Activity: Copy the entries below in full, keeping them exactly as they are.

Dataset records:
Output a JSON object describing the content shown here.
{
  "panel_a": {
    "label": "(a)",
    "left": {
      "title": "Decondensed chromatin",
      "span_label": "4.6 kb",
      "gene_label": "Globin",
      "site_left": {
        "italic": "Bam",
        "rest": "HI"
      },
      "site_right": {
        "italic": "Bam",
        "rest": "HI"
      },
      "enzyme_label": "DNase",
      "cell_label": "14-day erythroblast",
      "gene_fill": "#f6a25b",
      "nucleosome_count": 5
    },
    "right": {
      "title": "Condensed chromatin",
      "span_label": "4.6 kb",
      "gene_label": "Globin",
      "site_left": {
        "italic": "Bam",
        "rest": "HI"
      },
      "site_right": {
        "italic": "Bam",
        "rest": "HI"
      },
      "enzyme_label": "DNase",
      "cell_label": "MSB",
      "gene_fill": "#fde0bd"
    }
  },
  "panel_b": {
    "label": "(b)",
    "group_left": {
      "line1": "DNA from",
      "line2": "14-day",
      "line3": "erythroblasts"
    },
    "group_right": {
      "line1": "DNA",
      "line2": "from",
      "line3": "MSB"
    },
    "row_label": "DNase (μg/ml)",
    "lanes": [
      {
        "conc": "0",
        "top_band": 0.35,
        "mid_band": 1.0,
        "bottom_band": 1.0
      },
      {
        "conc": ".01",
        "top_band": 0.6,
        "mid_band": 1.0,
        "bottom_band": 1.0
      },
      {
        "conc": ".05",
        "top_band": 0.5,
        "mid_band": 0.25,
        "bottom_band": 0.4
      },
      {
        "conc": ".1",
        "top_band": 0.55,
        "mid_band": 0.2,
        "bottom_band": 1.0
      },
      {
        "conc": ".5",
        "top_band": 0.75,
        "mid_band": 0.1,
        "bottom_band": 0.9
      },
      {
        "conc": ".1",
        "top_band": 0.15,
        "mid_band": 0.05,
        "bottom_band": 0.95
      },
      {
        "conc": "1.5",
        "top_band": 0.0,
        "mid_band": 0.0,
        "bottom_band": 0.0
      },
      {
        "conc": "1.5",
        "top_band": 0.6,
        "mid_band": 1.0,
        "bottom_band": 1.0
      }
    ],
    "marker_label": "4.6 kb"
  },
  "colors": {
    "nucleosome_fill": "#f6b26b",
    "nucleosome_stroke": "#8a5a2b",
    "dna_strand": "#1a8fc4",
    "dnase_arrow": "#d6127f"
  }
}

Reply to the task:
Output a JSON object describing the content shown here.
{
  "panel_a": {
    "label": "(a)",
    "left": {
      "title": "Decondensed chromatin",
      "span_label": "4.6 kb",
      "gene_label": "Globin",
      "site_left": {
        "italic": "Bam",
        "rest": "HI"
      },
      "site_right": {
        "italic": "Bam",
        "rest": "HI"
      },
      "enzyme_label": "DNase",
      "cell_label": "14-day erythroblast",
      "gene_fill": "#f6a25b",
      "nucleosome_count": 5
    },
    "right": {
      "title": "Condensed chromatin",
      "span_label": "4.6 kb",
      "gene_label": "Globin",
      "site_left": {
        "italic": "Bam",
        "rest": "HI"
      },
      "site_right": {
        "italic": "Bam",
        "rest": "HI"
      },
      "enzyme_label": "DNase",
      "cell_label": "MSB",
      "gene_fill": "#fde0bd"
    }
  },
  "panel_b": {
    "label": "(b)",
    "group_left": {
      "line1": "DNA from",
      "line2": "14-day",
      "line3": "erythroblasts"
    },
    "group_right": {
      "line1": "DNA",
      "line2": "from",
      "line3": "MSB"
    },
    "row_label": "DNase (μg/ml)",
    "lanes": [
      {
        "conc": "0",
        "top_band": 0.35,
        "mid_band": 1.0,
        "bottom_band": 1.0
      },
      {
        "conc": ".01",
        "top_band": 0.6,
        "mid_band": 1.0,
        "bottom_band": 1.0
      },
      {
        "conc": ".05",
        "top_band": 0.5,
        "mid_band": 0.25,
        "bottom_band": 0.4
      },
      {
        "conc": ".1",
        "top_band": 0.55,
        "mid_band": 0.2,
        "bottom_band": 1.0
      },
      {
        "conc": ".5",
        "top_band": 0.75,
        "mid_band": 0.1,
        "bottom_band": 0.9
      },
      {
        "conc": ".1",
        "top_band": 0.15,
        "mid_band": 0.05,
        "bottom_band": 0.95
      },
      {
        "conc": "1.5",
        "top_band": 0.0,
        "mid_band": 0.0,
        "bottom_band": 0.0
      },
      {
        "conc": "1.5",
        "top_band": 0.6,
        "mid_band": 1.0,
        "bottom_band": 1.0
      }
    ],
    "marker_label": "4.6 kb"
  },
  "colors": {
    "nucleosome_fill": "#f6b26b",
    "nucleosome_stroke": "#8a5a2b",
    "dna_strand": "#1a8fc4",
    "dnase_arrow": "#d6127f"
  }
}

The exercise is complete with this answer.